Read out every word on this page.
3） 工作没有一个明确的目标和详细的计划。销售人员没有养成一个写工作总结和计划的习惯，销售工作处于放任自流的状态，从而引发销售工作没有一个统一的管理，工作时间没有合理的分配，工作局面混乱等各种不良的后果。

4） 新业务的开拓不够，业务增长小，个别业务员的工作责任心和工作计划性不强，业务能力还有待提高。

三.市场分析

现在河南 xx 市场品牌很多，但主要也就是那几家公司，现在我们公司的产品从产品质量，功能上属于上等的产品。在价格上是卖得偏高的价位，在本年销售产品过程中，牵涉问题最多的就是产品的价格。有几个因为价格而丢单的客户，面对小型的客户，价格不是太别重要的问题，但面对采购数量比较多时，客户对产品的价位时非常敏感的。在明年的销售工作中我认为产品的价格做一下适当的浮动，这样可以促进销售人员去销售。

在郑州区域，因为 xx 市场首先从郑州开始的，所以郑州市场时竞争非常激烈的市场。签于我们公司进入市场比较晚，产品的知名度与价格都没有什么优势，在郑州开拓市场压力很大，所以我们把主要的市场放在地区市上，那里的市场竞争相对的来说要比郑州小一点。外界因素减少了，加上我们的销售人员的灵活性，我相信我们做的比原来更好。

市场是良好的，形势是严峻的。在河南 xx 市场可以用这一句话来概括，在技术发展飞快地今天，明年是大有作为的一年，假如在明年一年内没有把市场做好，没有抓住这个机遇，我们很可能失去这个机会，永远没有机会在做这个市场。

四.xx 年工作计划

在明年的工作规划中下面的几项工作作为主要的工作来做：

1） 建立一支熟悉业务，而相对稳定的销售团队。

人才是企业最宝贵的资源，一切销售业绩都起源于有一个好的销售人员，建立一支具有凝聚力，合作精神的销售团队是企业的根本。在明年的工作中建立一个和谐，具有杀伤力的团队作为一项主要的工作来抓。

────────────────────────────────────────

## What to produce
Take the listing above and set it down exactly.

## Finished task
Read out every word on this page.
3） 工作没有一个明确的目标和详细的计划。销售人员没有养成一个写工作总结和计划的习惯，销售工作处于放任自流的状态，从而引发销售工作没有一个统一的管理，工作时间没有合理的分配，工作局面混乱等各种不良的后果。

4） 新业务的开拓不够，业务增长小，个别业务员的工作责任心和工作计划性不强，业务能力还有待提高。

三.市场分析

现在河南 xx 市场品牌很多，但主要也就是那几家公司，现在我们公司的产品从产品质量，功能上属于上等的产品。在价格上是卖得偏高的价位，在本年销售产品过程中，牵涉问题最多的就是产品的价格。有几个因为价格而丢单的客户，面对小型的客户，价格不是太别重要的问题，但面对采购数量比较多时，客户对产品的价位时非常敏感的。在明年的销售工作中我认为产品的价格做一下适当的浮动，这样可以促进销售人员去销售。

在郑州区域，因为 xx 市场首先从郑州开始的，所以郑州市场时竞争非常激烈的市场。签于我们公司进入市场比较晚，产品的知名度与价格都没有什么优势，在郑州开拓市场压力很大，所以我们把主要的市场放在地区市上，那里的市场竞争相对的来说要比郑州小一点。外界因素减少了，加上我们的销售人员的灵活性，我相信我们做的比原来更好。

市场是良好的，形势是严峻的。在河南 xx 市场可以用这一句话来概括，在技术发展飞快地今天，明年是大有作为的一年，假如在明年一年内没有把市场做好，没有抓住这个机遇，我们很可能失去这个机会，永远没有机会在做这个市场。

四.xx 年工作计划

在明年的工作规划中下面的几项工作作为主要的工作来做：

1） 建立一支熟悉业务，而相对稳定的销售团队。

人才是企业最宝贵的资源，一切销售业绩都起源于有一个好的销售人员，建立一支具有凝聚力，合作精神的销售团队是企业的根本。在明年的工作中建立一个和谐，具有杀伤力的团队作为一项主要的工作来抓。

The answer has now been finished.